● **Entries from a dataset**
>>>
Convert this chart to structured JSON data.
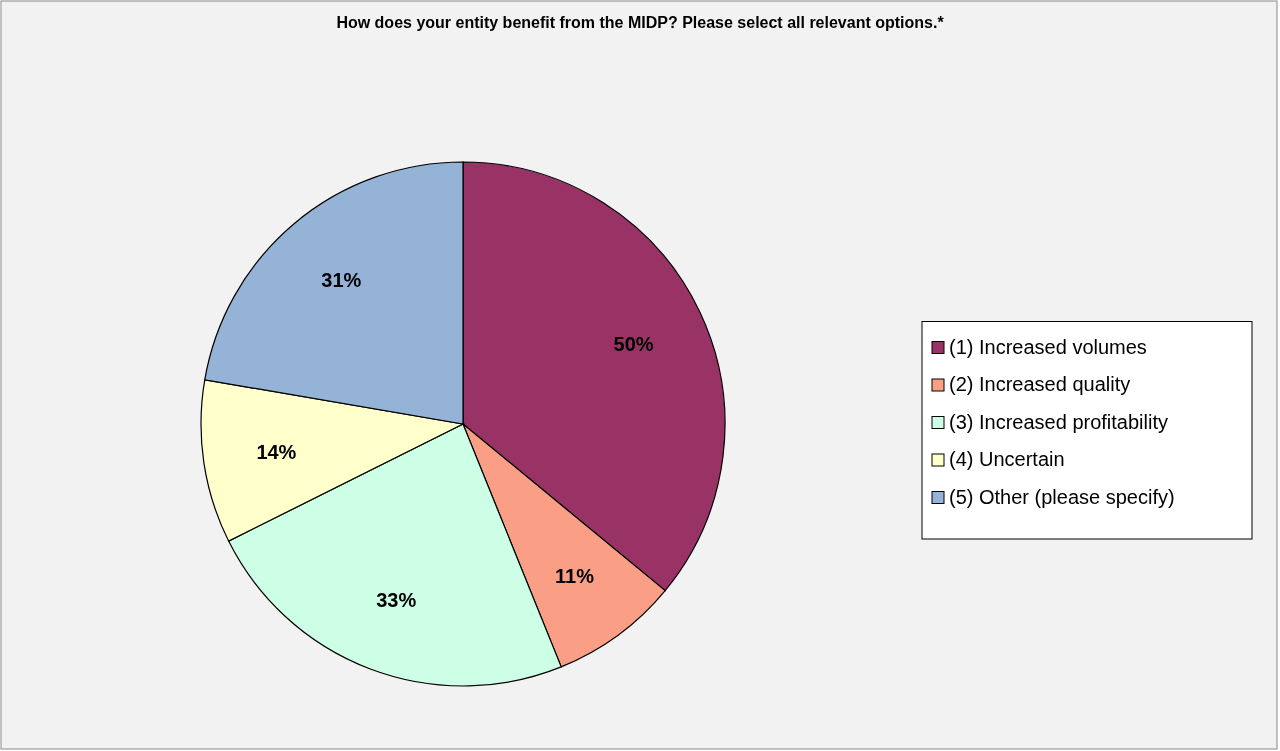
{
  "chart_data": {
    "type": "pie",
    "title": "How does your entity benefit from the MIDP? Please select all relevant options.*",
    "categories": [
      "(1) Increased volumes",
      "(2) Increased quality",
      "(3) Increased profitability",
      "(4) Uncertain",
      "(5) Other (please specify)"
    ],
    "values": [
      50,
      11,
      33,
      14,
      31
    ],
    "value_labels": [
      "50%",
      "11%",
      "33%",
      "14%",
      "31%"
    ],
    "colors": [
      "#993366",
      "#fa9f86",
      "#ccffe6",
      "#ffffcc",
      "#95b3d7"
    ],
    "legend": "right"
  }
}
<<<
● **Short task**
Omit every picture, then repeat the remaining data exactly as it appears above.

● **Complete answer**
Convert this chart to structured JSON data.
{
  "chart_data": {
    "type": "pie",
    "title": "How does your entity benefit from the MIDP? Please select all relevant options.*",
    "categories": [
      "(1) Increased volumes",
      "(2) Increased quality",
      "(3) Increased profitability",
      "(4) Uncertain",
      "(5) Other (please specify)"
    ],
    "values": [
      50,
      11,
      33,
      14,
      31
    ],
    "value_labels": [
      "50%",
      "11%",
      "33%",
      "14%",
      "31%"
    ],
    "colors": [
      "#993366",
      "#fa9f86",
      "#ccffe6",
      "#ffffcc",
      "#95b3d7"
    ],
    "legend": "right"
  }
}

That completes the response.